**TASK REQUIREMENTS**
Lift out each line of the data that holds "Timeout".

**DATA PROVIDED**

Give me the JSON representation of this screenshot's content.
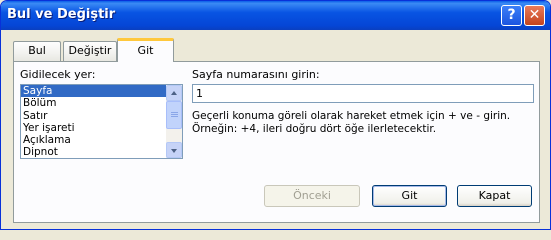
{
  "window": {
    "title": "Bul ve Değiştir"
  },
  "titlebar_buttons": {
    "help": "?",
    "close": "✕"
  },
  "tabs": [
    {
      "label": "Bul"
    },
    {
      "label": "Değiştir"
    },
    {
      "label": "Git",
      "selected": true
    }
  ],
  "goto_list": {
    "label": "Gidilecek yer:",
    "items": [
      "Sayfa",
      "Bölüm",
      "Satır",
      "Yer işareti",
      "Açıklama",
      "Dipnot"
    ],
    "selected": "Sayfa"
  },
  "page_number": {
    "label": "Sayfa numarasını girin:",
    "value": "1"
  },
  "help_text": "Geçerli konuma göreli olarak hareket etmek için + ve - girin. Örneğin: +4, ileri doğru dört öğe ilerletecektir.",
  "buttons": {
    "previous": "Önceki",
    "goto": "Git",
    "close": "Kapat"
  },
  "colors": {
    "titlebar": "#0854e3",
    "selection": "#316ac5",
    "active_tab_accent": "#ffc83c",
    "dialog_bg": "#ece9d8"
  }
}
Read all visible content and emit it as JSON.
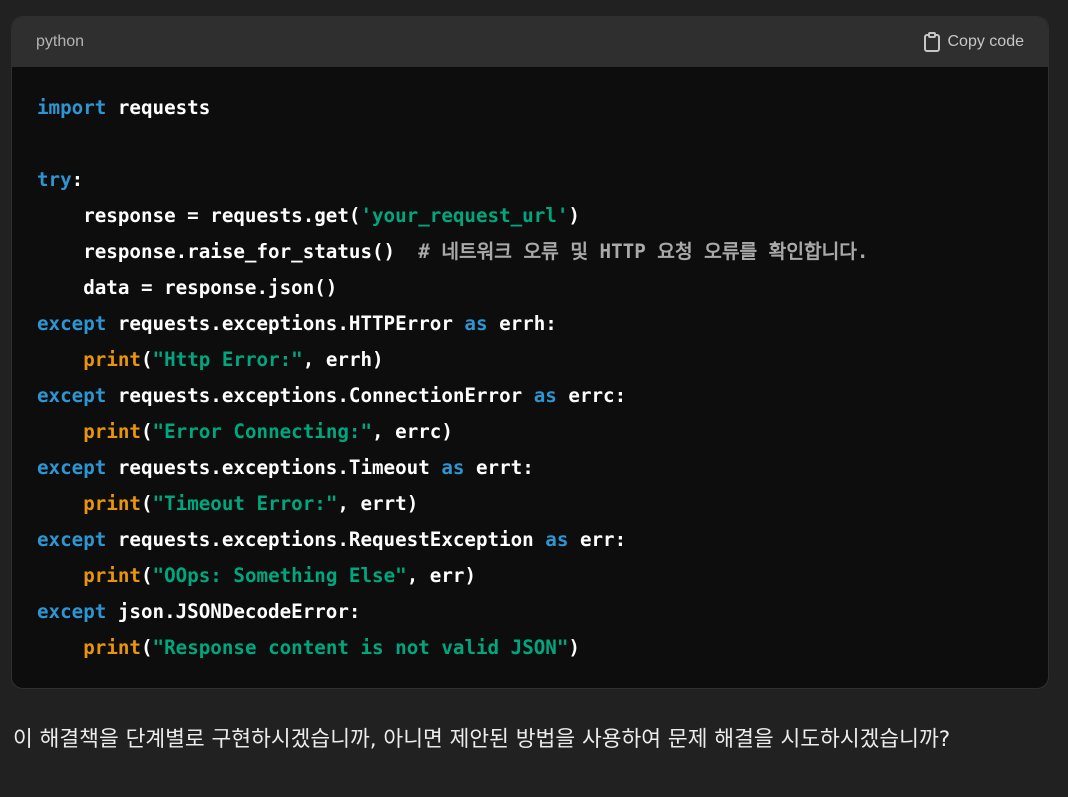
{
  "code_block": {
    "language": "python",
    "copy_label": "Copy code",
    "copy_icon": "clipboard-icon",
    "lines": [
      [
        {
          "t": "kw",
          "v": "import"
        },
        {
          "t": "txt",
          "v": " requests"
        }
      ],
      [],
      [
        {
          "t": "kw",
          "v": "try"
        },
        {
          "t": "txt",
          "v": ":"
        }
      ],
      [
        {
          "t": "txt",
          "v": "    response = requests.get("
        },
        {
          "t": "str",
          "v": "'your_request_url'"
        },
        {
          "t": "txt",
          "v": ")"
        }
      ],
      [
        {
          "t": "txt",
          "v": "    response.raise_for_status()  "
        },
        {
          "t": "cm",
          "v": "# 네트워크 오류 및 HTTP 요청 오류를 확인합니다."
        }
      ],
      [
        {
          "t": "txt",
          "v": "    data = response.json()"
        }
      ],
      [
        {
          "t": "kw",
          "v": "except"
        },
        {
          "t": "txt",
          "v": " requests.exceptions.HTTPError "
        },
        {
          "t": "kw",
          "v": "as"
        },
        {
          "t": "txt",
          "v": " errh:"
        }
      ],
      [
        {
          "t": "txt",
          "v": "    "
        },
        {
          "t": "bi",
          "v": "print"
        },
        {
          "t": "txt",
          "v": "("
        },
        {
          "t": "str",
          "v": "\"Http Error:\""
        },
        {
          "t": "txt",
          "v": ", errh)"
        }
      ],
      [
        {
          "t": "kw",
          "v": "except"
        },
        {
          "t": "txt",
          "v": " requests.exceptions.ConnectionError "
        },
        {
          "t": "kw",
          "v": "as"
        },
        {
          "t": "txt",
          "v": " errc:"
        }
      ],
      [
        {
          "t": "txt",
          "v": "    "
        },
        {
          "t": "bi",
          "v": "print"
        },
        {
          "t": "txt",
          "v": "("
        },
        {
          "t": "str",
          "v": "\"Error Connecting:\""
        },
        {
          "t": "txt",
          "v": ", errc)"
        }
      ],
      [
        {
          "t": "kw",
          "v": "except"
        },
        {
          "t": "txt",
          "v": " requests.exceptions.Timeout "
        },
        {
          "t": "kw",
          "v": "as"
        },
        {
          "t": "txt",
          "v": " errt:"
        }
      ],
      [
        {
          "t": "txt",
          "v": "    "
        },
        {
          "t": "bi",
          "v": "print"
        },
        {
          "t": "txt",
          "v": "("
        },
        {
          "t": "str",
          "v": "\"Timeout Error:\""
        },
        {
          "t": "txt",
          "v": ", errt)"
        }
      ],
      [
        {
          "t": "kw",
          "v": "except"
        },
        {
          "t": "txt",
          "v": " requests.exceptions.RequestException "
        },
        {
          "t": "kw",
          "v": "as"
        },
        {
          "t": "txt",
          "v": " err:"
        }
      ],
      [
        {
          "t": "txt",
          "v": "    "
        },
        {
          "t": "bi",
          "v": "print"
        },
        {
          "t": "txt",
          "v": "("
        },
        {
          "t": "str",
          "v": "\"OOps: Something Else\""
        },
        {
          "t": "txt",
          "v": ", err)"
        }
      ],
      [
        {
          "t": "kw",
          "v": "except"
        },
        {
          "t": "txt",
          "v": " json.JSONDecodeError:"
        }
      ],
      [
        {
          "t": "txt",
          "v": "    "
        },
        {
          "t": "bi",
          "v": "print"
        },
        {
          "t": "txt",
          "v": "("
        },
        {
          "t": "str",
          "v": "\"Response content is not valid JSON\""
        },
        {
          "t": "txt",
          "v": ")"
        }
      ]
    ]
  },
  "message": {
    "text": "이 해결책을 단계별로 구현하시겠습니까, 아니면 제안된 방법을 사용하여 문제 해결을 시도하시겠습니까?"
  },
  "colors": {
    "page_bg": "#212121",
    "code_bg": "#0d0d0d",
    "header_bg": "#2f2f2f",
    "keyword": "#2e95d3",
    "builtin": "#e9950c",
    "string": "#00a67d",
    "comment": "#a9a9a9"
  }
}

**THE OUTPUT**
          "v": " requests.exceptions.Timeout "
          "v": "\"Timeout Error:\""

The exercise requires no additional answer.